**Dataset extract**
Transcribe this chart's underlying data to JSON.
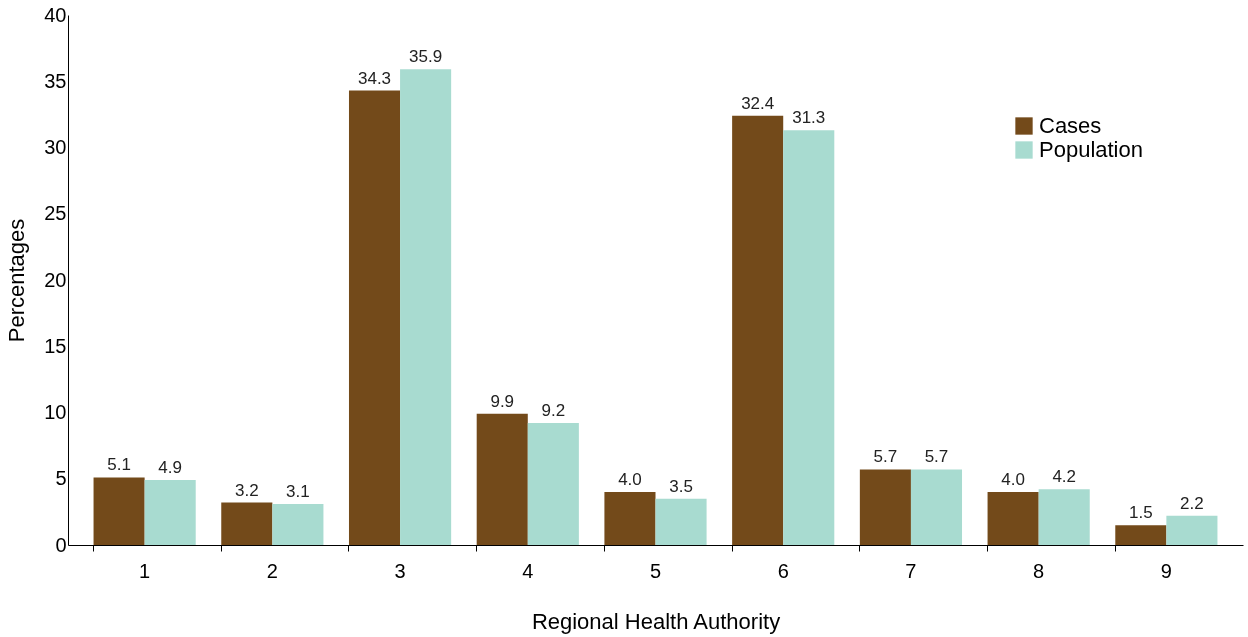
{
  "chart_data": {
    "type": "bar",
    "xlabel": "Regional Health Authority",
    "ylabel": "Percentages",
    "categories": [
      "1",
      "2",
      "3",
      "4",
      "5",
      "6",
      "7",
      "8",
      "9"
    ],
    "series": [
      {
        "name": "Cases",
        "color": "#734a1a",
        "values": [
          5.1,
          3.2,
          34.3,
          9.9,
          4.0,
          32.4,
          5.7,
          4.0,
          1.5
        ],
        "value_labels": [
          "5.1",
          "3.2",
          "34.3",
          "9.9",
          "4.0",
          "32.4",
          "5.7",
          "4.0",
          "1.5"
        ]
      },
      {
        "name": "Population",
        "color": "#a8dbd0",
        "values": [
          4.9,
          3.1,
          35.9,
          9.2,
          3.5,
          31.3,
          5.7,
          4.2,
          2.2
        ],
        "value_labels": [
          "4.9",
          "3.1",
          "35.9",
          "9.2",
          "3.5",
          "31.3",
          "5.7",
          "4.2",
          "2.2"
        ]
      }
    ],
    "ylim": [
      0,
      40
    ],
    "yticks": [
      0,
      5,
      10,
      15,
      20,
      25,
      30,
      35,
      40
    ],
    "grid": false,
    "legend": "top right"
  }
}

---

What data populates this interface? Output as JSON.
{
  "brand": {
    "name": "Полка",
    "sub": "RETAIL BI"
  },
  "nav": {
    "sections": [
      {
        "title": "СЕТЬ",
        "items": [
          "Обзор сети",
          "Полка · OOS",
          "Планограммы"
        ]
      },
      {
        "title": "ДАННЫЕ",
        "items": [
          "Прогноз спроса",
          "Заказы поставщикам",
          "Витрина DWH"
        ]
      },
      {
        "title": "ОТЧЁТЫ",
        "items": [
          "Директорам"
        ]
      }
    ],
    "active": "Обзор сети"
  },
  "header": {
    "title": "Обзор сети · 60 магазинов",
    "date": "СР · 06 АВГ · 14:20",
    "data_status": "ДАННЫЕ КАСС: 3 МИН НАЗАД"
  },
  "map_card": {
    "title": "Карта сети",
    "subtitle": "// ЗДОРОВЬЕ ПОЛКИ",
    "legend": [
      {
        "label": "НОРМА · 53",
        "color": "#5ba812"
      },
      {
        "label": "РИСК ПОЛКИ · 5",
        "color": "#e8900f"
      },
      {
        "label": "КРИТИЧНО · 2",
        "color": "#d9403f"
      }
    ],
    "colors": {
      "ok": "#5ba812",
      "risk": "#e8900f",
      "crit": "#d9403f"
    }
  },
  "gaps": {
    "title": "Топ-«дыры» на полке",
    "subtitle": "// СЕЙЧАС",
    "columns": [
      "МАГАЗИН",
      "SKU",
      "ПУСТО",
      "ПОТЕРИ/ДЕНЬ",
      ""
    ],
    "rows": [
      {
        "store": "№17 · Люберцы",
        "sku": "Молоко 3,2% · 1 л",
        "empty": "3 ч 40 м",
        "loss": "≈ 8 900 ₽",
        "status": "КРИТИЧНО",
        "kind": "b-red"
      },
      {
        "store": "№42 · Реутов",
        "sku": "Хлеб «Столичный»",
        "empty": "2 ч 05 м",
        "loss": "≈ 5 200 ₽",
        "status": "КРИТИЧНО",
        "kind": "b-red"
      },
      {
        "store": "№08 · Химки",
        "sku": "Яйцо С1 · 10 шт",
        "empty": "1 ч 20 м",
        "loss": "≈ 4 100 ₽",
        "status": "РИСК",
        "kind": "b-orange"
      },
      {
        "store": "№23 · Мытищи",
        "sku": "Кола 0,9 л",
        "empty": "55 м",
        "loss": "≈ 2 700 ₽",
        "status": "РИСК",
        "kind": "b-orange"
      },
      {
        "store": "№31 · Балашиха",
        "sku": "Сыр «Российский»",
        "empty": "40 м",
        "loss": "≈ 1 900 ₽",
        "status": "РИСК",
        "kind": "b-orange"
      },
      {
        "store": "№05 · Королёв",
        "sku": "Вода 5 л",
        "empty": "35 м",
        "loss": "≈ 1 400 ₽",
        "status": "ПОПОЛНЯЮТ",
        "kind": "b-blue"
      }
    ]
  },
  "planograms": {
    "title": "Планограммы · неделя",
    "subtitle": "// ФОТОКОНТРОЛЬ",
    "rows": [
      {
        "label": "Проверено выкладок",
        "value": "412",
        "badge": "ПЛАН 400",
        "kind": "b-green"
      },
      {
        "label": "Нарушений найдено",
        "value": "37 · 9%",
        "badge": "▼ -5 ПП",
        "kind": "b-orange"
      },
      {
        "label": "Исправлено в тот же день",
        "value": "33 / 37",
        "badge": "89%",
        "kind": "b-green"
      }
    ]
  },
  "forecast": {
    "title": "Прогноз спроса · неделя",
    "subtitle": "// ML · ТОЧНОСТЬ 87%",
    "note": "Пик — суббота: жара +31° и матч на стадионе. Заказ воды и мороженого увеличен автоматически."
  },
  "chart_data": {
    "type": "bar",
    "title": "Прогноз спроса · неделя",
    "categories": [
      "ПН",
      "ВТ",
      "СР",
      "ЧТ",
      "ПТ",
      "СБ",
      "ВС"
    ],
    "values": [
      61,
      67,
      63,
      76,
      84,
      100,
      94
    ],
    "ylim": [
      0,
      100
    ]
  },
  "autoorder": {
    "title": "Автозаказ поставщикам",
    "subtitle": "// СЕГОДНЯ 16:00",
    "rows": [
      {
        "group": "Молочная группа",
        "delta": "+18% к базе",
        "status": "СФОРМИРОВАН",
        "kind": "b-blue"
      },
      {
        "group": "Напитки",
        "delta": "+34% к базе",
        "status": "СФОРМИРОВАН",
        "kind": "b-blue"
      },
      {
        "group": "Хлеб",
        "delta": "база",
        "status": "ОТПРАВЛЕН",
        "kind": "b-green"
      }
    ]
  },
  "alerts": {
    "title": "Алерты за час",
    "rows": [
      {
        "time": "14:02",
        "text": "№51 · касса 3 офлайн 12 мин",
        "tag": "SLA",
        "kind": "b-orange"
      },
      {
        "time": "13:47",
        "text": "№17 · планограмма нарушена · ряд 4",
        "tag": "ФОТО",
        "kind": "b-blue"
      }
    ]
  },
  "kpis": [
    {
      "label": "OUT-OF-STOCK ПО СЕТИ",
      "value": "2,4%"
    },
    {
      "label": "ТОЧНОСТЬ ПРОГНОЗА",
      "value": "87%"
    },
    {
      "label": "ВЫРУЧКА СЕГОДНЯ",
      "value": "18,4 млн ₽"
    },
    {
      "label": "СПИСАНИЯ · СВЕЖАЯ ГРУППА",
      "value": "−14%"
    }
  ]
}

**Task brief**
How many of the listing's lines contain "subtitle"? Respond with a single number and nothing else.

**Answer in full**
5